◆ **WHAT IS REQUIRED**: Can you copy out the data exactly? Leave the images out.

------------------------------

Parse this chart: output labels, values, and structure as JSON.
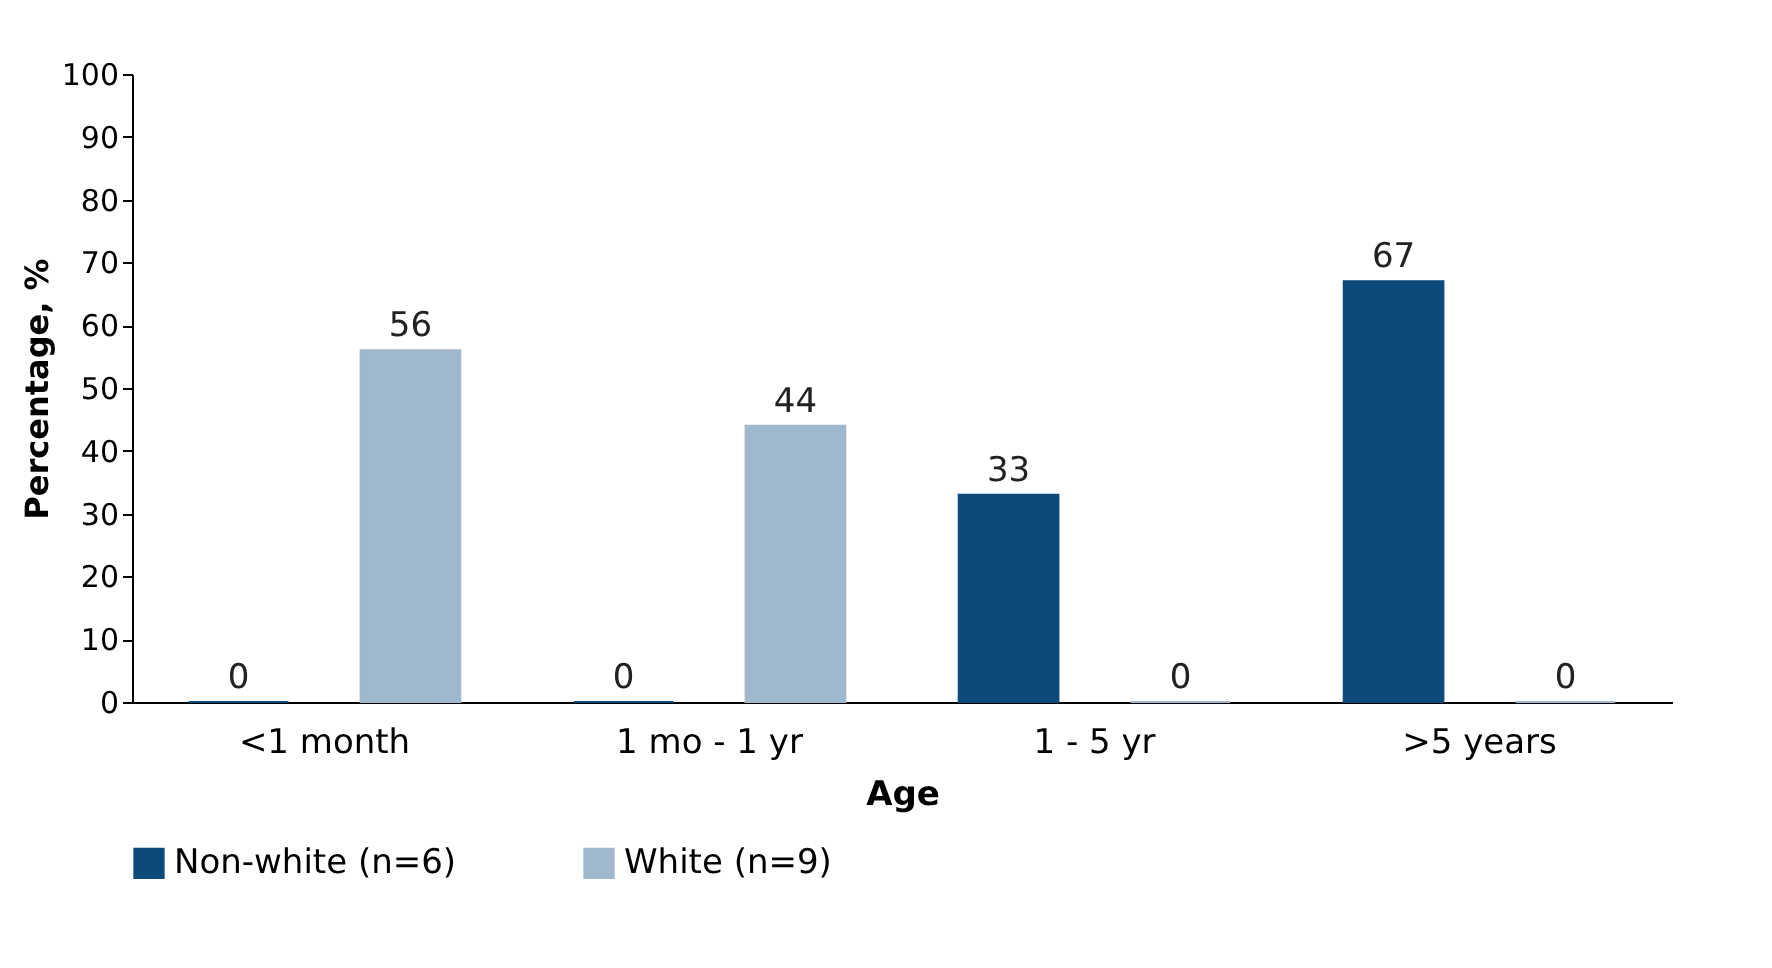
{
  "chart_data": {
    "type": "bar",
    "xlabel": "Age",
    "ylabel": "Percentage, %",
    "categories": [
      "<1 month",
      "1 mo - 1 yr",
      "1 - 5 yr",
      ">5 years"
    ],
    "series": [
      {
        "name": "Non-white (n=6)",
        "color": "#0b4a7a",
        "values": [
          0,
          0,
          33,
          67
        ]
      },
      {
        "name": "White (n=9)",
        "color": "#9fb8cc",
        "values": [
          56,
          44,
          0,
          0
        ]
      }
    ],
    "ylim": [
      0,
      100
    ],
    "yticks": [
      0,
      10,
      20,
      30,
      40,
      50,
      60,
      70,
      80,
      90,
      100
    ],
    "grid": false,
    "legend": "bottom",
    "data_labels": true
  }
}
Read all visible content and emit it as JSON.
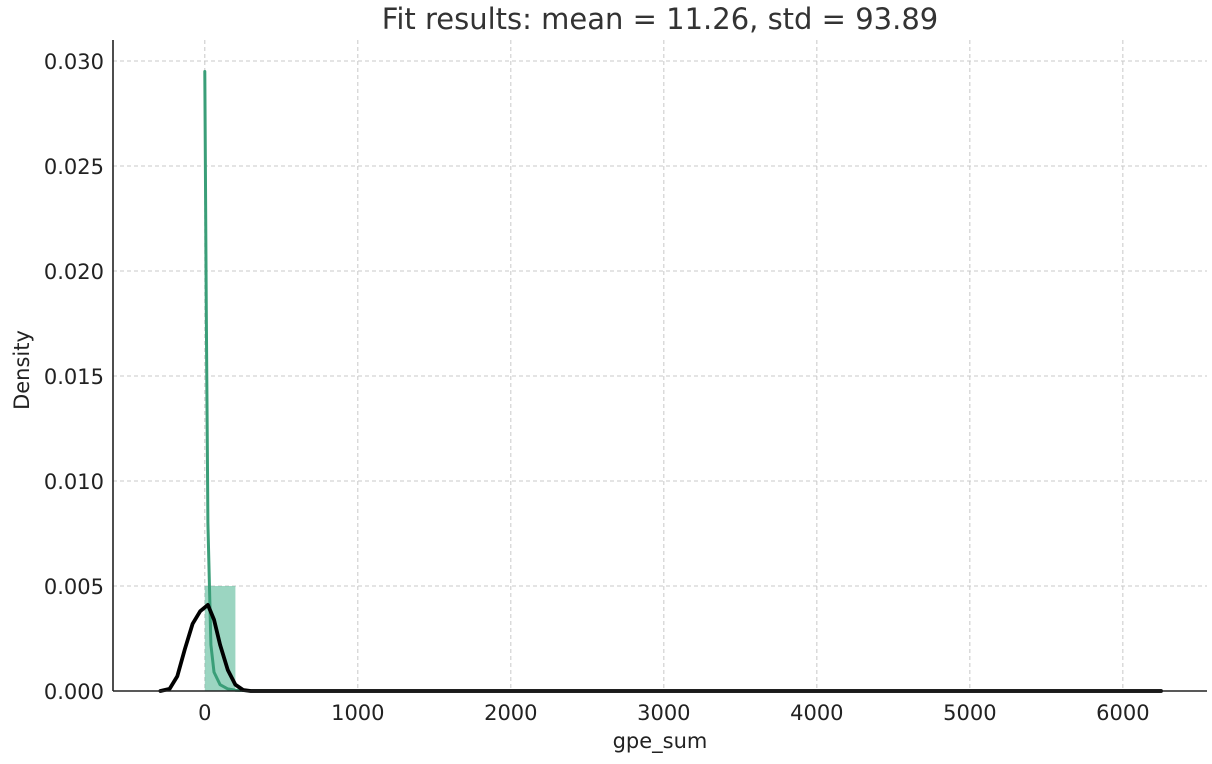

------------------------------

◆ **RESULT**:
Parse this chart: output labels, values, and structure as JSON.
{
  "chart_data": {
    "type": "bar",
    "xlabel": "Age",
    "ylabel": "Percentage, %",
    "categories": [
      "<1 month",
      "1 mo - 1 yr",
      "1 - 5 yr",
      ">5 years"
    ],
    "series": [
      {
        "name": "Non-white (n=6)",
        "color": "#0b4a7a",
        "values": [
          0,
          0,
          33,
          67
        ]
      },
      {
        "name": "White (n=9)",
        "color": "#9fb8cc",
        "values": [
          56,
          44,
          0,
          0
        ]
      }
    ],
    "ylim": [
      0,
      100
    ],
    "yticks": [
      0,
      10,
      20,
      30,
      40,
      50,
      60,
      70,
      80,
      90,
      100
    ],
    "grid": false,
    "legend": "bottom",
    "data_labels": true
  }
}
Read all visible content and emit it as JSON.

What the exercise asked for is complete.